begin SUPPLIED INFORMATION

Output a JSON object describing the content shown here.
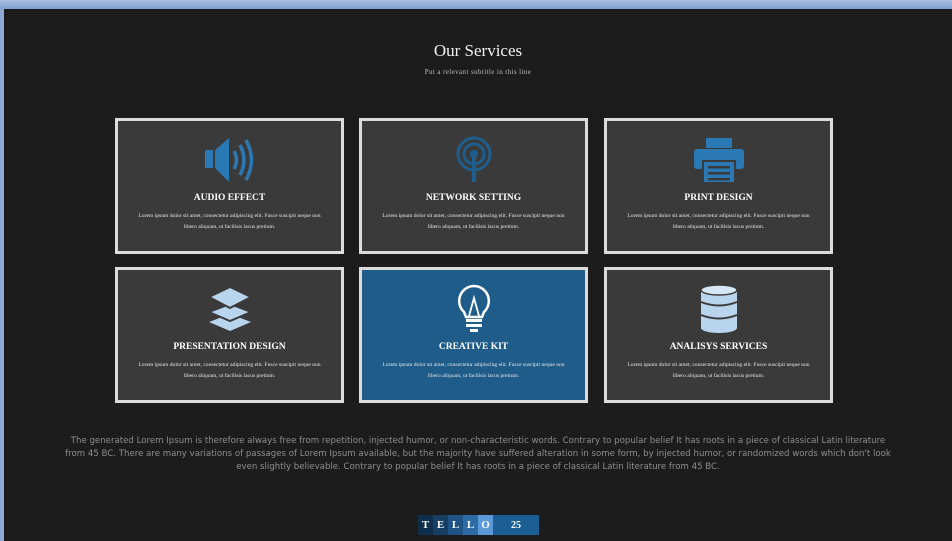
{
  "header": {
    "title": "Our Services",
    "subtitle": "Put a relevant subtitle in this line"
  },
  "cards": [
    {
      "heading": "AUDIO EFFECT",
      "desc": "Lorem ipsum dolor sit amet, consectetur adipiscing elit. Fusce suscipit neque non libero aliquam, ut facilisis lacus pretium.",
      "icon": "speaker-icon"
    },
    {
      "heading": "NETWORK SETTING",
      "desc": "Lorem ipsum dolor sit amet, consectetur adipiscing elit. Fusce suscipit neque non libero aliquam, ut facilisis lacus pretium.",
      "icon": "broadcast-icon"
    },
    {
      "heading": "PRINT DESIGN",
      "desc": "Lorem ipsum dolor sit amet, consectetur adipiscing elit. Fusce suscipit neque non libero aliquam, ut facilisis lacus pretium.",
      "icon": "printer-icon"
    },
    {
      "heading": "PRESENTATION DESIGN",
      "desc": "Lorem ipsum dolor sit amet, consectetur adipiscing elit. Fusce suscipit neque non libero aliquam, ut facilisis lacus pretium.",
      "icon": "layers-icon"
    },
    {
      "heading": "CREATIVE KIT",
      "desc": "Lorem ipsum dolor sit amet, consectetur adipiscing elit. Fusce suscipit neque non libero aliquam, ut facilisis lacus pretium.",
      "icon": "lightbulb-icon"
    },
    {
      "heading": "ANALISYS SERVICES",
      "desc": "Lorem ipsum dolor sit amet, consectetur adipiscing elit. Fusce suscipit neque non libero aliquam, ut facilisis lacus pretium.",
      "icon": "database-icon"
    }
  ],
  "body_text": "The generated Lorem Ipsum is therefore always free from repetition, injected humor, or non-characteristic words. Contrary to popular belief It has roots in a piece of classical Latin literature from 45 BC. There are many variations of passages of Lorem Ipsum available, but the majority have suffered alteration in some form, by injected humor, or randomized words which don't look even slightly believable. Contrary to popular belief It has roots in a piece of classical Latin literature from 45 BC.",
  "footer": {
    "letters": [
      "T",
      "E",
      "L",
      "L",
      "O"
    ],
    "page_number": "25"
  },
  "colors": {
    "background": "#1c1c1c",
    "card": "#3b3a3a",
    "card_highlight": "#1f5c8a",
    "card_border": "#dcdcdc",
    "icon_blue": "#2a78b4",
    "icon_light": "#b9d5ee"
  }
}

end SUPPLIED INFORMATION

=== INSTRUCTIONS FOR THE TASK ===
How many lines of the records contain the string "DESIGN"? Respond with the number alone.

=== IN RESPONSE ===
2